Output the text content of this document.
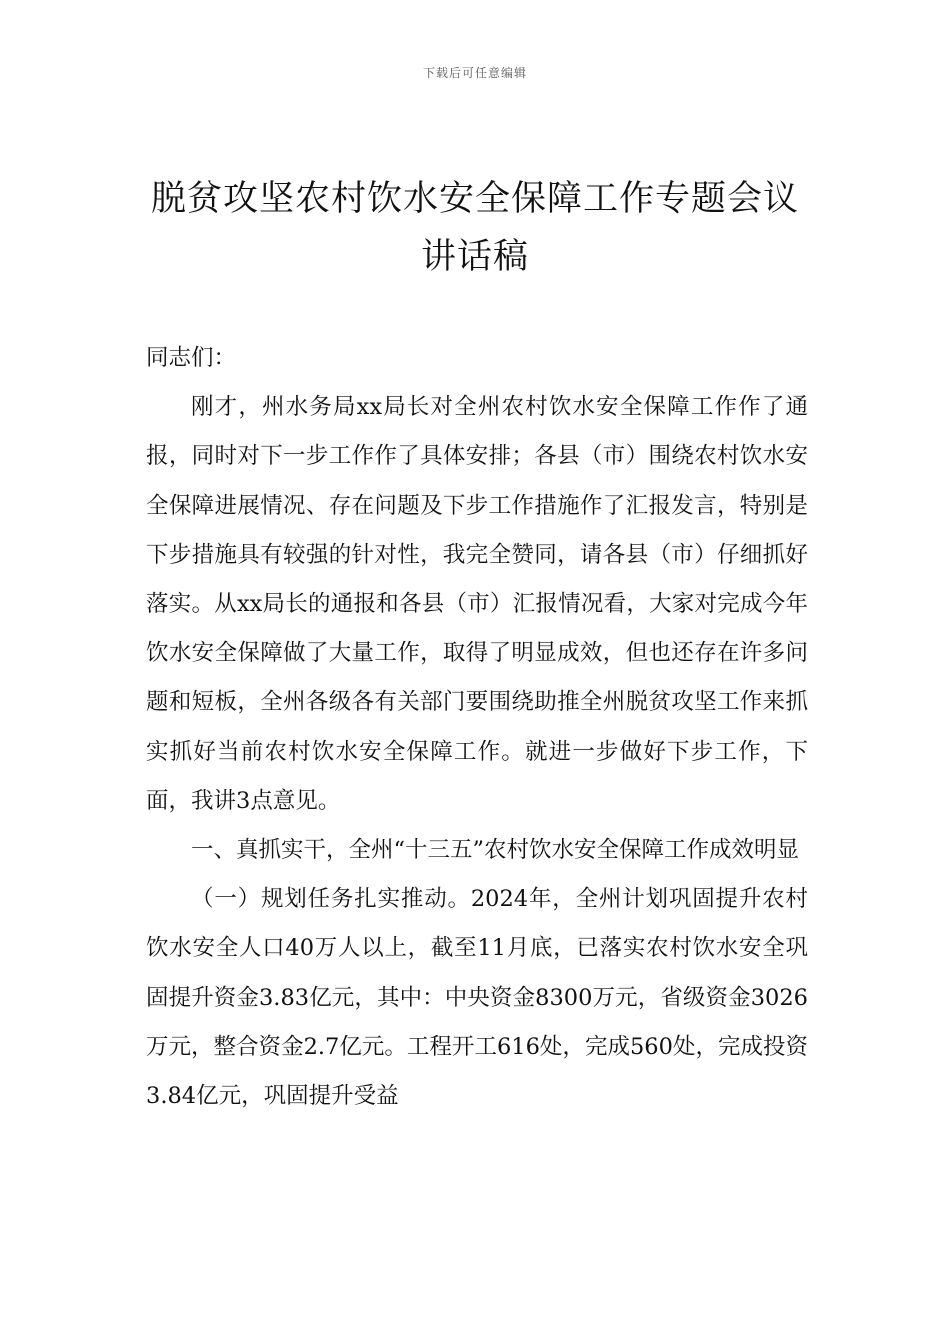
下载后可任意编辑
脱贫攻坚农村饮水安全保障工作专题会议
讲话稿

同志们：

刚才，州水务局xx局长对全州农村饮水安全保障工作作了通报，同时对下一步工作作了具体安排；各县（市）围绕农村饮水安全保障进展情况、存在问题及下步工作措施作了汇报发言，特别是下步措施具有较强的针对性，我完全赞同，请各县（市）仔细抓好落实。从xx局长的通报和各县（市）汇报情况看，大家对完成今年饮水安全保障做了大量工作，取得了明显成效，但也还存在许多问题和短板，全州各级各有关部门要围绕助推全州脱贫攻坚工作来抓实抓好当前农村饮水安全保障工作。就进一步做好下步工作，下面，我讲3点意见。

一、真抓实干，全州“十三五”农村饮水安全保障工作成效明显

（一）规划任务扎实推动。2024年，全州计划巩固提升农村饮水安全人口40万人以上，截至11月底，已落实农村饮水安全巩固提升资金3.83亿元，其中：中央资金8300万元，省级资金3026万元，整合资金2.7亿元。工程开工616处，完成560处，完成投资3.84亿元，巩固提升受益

:::::

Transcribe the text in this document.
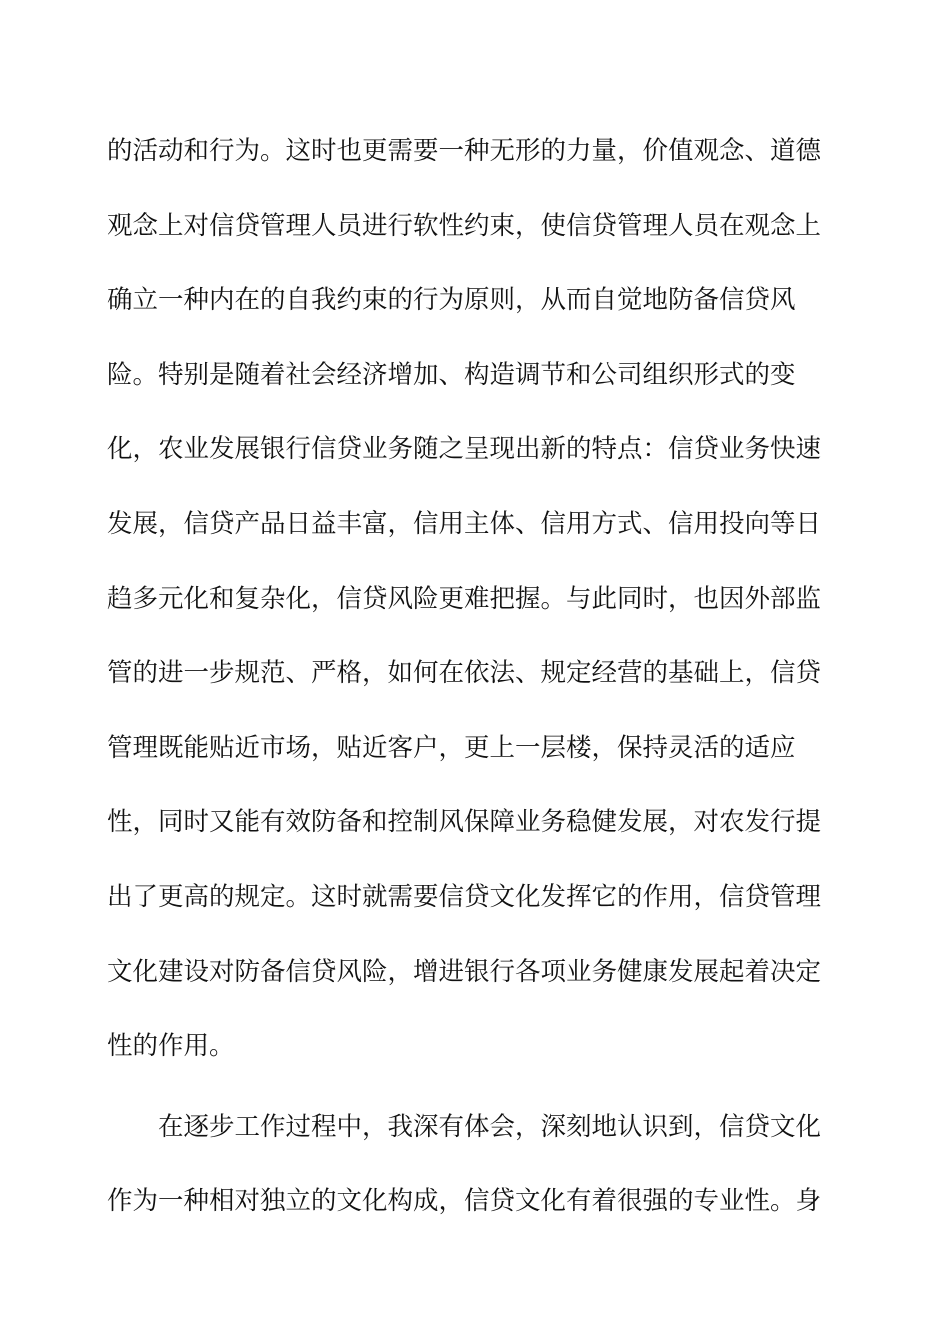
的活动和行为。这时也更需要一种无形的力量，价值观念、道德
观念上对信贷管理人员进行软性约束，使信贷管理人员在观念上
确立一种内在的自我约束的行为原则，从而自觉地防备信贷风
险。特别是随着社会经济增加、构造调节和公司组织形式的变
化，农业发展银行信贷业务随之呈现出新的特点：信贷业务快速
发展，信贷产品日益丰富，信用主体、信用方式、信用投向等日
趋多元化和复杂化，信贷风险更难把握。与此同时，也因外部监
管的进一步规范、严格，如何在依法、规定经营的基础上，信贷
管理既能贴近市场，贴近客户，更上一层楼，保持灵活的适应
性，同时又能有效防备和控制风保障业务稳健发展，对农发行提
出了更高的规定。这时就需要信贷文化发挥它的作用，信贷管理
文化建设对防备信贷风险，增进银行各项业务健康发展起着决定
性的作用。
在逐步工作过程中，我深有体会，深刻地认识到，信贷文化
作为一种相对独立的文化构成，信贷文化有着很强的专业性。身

:::::

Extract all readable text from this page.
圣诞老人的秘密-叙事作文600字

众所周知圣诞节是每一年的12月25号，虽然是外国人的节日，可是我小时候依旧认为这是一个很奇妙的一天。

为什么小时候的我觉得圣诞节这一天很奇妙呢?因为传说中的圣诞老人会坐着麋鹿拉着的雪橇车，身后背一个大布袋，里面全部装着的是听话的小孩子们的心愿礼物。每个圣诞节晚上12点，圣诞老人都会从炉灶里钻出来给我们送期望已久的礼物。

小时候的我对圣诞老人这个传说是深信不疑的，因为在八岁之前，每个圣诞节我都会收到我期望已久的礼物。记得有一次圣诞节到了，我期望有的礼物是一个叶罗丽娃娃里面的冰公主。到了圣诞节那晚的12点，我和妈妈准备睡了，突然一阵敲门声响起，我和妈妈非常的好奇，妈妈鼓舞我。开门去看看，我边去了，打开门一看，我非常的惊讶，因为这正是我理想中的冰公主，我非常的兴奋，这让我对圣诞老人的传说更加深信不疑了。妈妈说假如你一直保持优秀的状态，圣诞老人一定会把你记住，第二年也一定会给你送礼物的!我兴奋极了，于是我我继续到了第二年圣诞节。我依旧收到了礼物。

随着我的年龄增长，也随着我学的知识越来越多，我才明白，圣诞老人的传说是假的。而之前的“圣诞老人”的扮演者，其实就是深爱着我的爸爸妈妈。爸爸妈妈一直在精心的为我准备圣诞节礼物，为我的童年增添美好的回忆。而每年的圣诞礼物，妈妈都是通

:::::

Go over the data above and copy every line that has the word "document" in it.

* _Exercise output_
Output the text content of this document.
Transcribe the text in this document.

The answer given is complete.